RECORD EXTRACTS:
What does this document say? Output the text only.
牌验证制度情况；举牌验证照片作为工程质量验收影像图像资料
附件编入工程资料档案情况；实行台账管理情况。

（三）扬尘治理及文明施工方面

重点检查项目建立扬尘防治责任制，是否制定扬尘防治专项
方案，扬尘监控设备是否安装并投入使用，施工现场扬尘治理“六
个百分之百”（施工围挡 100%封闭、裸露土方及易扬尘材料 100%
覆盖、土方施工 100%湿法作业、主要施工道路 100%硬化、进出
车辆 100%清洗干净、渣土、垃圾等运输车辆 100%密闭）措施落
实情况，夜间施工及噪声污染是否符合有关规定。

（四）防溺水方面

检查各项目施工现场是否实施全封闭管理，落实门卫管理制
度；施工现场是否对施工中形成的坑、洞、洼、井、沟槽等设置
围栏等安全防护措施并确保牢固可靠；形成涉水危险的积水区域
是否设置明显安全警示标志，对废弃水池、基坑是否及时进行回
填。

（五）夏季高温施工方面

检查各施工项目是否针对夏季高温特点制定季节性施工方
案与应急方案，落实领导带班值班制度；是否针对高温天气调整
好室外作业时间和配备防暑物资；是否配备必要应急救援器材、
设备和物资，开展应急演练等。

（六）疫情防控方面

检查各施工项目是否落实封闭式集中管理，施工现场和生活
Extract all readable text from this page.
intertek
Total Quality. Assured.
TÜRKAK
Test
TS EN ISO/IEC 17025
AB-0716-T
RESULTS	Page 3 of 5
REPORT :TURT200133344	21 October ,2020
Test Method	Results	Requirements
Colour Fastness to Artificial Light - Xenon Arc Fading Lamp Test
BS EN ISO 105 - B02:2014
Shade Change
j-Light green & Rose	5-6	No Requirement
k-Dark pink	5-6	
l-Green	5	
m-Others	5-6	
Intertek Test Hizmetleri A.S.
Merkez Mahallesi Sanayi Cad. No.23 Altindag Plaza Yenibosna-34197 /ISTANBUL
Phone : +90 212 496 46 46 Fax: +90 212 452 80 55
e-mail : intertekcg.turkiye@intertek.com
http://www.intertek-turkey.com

WHAT IS NEEDED:
All of the records must be retyped exactly as they are.

COMPLETE OUTPUT:
What does this document say? Output the text only.
牌验证制度情况；举牌验证照片作为工程质量验收影像图像资料
附件编入工程资料档案情况；实行台账管理情况。

（三）扬尘治理及文明施工方面

重点检查项目建立扬尘防治责任制，是否制定扬尘防治专项
方案，扬尘监控设备是否安装并投入使用，施工现场扬尘治理“六
个百分之百”（施工围挡 100%封闭、裸露土方及易扬尘材料 100%
覆盖、土方施工 100%湿法作业、主要施工道路 100%硬化、进出
车辆 100%清洗干净、渣土、垃圾等运输车辆 100%密闭）措施落
实情况，夜间施工及噪声污染是否符合有关规定。

（四）防溺水方面

检查各项目施工现场是否实施全封闭管理，落实门卫管理制
度；施工现场是否对施工中形成的坑、洞、洼、井、沟槽等设置
围栏等安全防护措施并确保牢固可靠；形成涉水危险的积水区域
是否设置明显安全警示标志，对废弃水池、基坑是否及时进行回
填。

（五）夏季高温施工方面

检查各施工项目是否针对夏季高温特点制定季节性施工方
案与应急方案，落实领导带班值班制度；是否针对高温天气调整
好室外作业时间和配备防暑物资；是否配备必要应急救援器材、
设备和物资，开展应急演练等。

（六）疫情防控方面

检查各施工项目是否落实封闭式集中管理，施工现场和生活
Extract all readable text from this page.
intertek
Total Quality. Assured.
TÜRKAK
Test
TS EN ISO/IEC 17025
AB-0716-T
RESULTS	Page 3 of 5
REPORT :TURT200133344	21 October ,2020
Test Method	Results	Requirements
Colour Fastness to Artificial Light - Xenon Arc Fading Lamp Test
BS EN ISO 105 - B02:2014
Shade Change
j-Light green & Rose	5-6	No Requirement
k-Dark pink	5-6	
l-Green	5	
m-Others	5-6	
Intertek Test Hizmetleri A.S.
Merkez Mahallesi Sanayi Cad. No.23 Altindag Plaza Yenibosna-34197 /ISTANBUL
Phone : +90 212 496 46 46 Fax: +90 212 452 80 55
e-mail : intertekcg.turkiye@intertek.com
http://www.intertek-turkey.com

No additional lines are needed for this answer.